• Data excerpts:
....

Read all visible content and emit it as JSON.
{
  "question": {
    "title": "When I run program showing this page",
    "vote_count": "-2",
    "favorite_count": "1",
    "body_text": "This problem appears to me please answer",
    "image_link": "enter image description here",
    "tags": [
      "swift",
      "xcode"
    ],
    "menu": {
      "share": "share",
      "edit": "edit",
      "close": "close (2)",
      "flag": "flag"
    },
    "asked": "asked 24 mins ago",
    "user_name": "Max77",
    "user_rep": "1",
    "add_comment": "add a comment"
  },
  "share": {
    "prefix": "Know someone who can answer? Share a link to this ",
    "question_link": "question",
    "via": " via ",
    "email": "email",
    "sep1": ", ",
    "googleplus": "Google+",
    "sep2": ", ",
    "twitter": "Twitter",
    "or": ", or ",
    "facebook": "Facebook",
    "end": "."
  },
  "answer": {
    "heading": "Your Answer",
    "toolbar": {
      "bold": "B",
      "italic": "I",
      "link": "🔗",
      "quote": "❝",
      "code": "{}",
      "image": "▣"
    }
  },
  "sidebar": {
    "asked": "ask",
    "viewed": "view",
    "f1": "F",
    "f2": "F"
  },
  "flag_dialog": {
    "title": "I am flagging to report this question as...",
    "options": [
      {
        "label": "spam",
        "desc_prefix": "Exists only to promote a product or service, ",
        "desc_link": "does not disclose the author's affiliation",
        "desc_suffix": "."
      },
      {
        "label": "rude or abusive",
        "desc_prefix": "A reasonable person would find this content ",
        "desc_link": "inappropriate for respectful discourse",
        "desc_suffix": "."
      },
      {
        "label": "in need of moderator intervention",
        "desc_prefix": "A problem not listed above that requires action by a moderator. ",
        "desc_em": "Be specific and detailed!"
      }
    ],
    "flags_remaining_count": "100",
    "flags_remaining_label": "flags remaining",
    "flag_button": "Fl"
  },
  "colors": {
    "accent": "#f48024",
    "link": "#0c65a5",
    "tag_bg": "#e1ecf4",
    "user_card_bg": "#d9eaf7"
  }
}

....

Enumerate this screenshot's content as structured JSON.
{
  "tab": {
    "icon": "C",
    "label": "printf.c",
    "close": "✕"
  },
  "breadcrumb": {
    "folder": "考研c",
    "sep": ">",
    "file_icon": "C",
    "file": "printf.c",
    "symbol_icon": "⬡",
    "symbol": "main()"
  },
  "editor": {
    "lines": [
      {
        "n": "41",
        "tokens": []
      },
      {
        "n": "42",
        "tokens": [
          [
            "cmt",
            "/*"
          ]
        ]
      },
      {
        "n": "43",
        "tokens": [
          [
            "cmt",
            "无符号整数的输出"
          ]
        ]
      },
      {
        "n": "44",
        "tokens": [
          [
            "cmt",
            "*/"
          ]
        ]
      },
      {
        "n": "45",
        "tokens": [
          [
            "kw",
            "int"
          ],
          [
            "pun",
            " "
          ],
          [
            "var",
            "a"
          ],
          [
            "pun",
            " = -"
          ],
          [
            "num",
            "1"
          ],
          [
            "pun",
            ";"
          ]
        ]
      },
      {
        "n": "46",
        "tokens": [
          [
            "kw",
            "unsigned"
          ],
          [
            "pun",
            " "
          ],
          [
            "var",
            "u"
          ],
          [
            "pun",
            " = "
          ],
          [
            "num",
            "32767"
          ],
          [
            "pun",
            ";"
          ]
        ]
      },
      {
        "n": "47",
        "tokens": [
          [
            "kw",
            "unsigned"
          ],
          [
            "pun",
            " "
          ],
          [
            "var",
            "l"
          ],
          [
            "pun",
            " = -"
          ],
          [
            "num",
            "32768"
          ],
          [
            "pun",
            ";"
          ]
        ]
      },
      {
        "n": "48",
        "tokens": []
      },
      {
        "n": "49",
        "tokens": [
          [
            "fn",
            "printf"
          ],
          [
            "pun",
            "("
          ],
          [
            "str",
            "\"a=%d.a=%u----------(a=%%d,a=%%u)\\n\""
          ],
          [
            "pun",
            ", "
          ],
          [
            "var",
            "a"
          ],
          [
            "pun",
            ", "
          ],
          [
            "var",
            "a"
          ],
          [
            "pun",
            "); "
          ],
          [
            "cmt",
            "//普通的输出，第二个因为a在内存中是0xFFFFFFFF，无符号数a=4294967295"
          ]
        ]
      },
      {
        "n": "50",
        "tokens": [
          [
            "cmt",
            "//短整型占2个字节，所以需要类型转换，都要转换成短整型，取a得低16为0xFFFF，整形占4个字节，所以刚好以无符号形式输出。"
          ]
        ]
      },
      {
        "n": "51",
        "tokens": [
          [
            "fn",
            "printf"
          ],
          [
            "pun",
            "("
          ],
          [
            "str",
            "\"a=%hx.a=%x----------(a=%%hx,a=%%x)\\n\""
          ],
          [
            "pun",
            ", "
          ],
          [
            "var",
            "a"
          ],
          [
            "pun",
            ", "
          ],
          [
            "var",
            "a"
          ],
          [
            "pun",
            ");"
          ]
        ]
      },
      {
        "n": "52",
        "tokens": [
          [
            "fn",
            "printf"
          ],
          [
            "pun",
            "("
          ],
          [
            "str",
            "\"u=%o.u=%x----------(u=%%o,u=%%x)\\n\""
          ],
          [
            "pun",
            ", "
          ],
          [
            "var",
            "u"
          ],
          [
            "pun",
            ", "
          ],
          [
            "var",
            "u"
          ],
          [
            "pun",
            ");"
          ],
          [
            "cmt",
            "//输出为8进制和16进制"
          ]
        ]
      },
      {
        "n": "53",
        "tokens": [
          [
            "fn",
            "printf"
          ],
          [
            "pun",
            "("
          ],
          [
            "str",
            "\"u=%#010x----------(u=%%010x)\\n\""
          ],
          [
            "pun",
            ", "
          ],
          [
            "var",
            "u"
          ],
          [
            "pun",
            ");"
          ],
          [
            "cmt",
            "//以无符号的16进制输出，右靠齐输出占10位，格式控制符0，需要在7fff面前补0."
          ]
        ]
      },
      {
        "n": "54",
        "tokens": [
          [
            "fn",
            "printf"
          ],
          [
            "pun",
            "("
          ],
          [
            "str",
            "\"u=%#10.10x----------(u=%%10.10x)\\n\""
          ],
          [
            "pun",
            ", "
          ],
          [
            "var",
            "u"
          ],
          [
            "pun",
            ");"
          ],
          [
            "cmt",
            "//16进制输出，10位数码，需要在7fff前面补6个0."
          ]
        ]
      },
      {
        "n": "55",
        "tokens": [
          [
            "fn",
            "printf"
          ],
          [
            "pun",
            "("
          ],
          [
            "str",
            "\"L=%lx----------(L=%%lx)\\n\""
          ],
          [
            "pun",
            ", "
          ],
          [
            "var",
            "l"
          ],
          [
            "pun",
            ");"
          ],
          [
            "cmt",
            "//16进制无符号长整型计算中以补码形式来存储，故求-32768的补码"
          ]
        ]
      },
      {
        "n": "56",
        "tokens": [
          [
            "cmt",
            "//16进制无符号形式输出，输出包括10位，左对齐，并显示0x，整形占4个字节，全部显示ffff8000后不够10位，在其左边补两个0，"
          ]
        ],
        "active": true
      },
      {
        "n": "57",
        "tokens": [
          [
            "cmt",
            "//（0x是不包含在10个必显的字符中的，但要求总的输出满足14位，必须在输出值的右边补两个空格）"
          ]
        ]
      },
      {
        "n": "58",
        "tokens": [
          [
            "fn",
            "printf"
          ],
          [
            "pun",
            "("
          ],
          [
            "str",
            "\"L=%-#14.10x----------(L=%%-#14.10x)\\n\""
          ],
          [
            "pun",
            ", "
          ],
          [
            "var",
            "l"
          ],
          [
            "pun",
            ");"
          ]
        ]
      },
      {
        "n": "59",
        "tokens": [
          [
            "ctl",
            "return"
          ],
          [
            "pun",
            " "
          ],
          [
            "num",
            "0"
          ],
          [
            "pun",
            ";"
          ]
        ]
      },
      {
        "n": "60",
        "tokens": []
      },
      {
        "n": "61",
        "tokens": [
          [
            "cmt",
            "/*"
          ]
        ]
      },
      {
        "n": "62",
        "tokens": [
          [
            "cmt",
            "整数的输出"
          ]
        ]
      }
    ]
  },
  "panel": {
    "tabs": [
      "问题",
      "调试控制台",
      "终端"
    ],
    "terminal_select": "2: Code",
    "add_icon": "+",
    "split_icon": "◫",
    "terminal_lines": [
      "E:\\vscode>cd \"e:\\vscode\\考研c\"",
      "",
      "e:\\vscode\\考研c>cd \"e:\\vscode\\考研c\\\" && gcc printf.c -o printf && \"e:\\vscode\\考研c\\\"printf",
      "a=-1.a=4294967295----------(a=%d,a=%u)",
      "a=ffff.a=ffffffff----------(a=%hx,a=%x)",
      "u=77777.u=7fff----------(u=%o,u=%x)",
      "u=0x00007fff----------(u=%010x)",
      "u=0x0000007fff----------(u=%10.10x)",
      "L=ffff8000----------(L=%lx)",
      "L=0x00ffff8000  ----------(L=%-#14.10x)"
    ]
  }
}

....

Using the listing above, locate the lines that hold "moderator" and copy each one.

        "label": "in need of moderator intervention",
        "desc_prefix": "A problem not listed above that requires action by a moderator. ",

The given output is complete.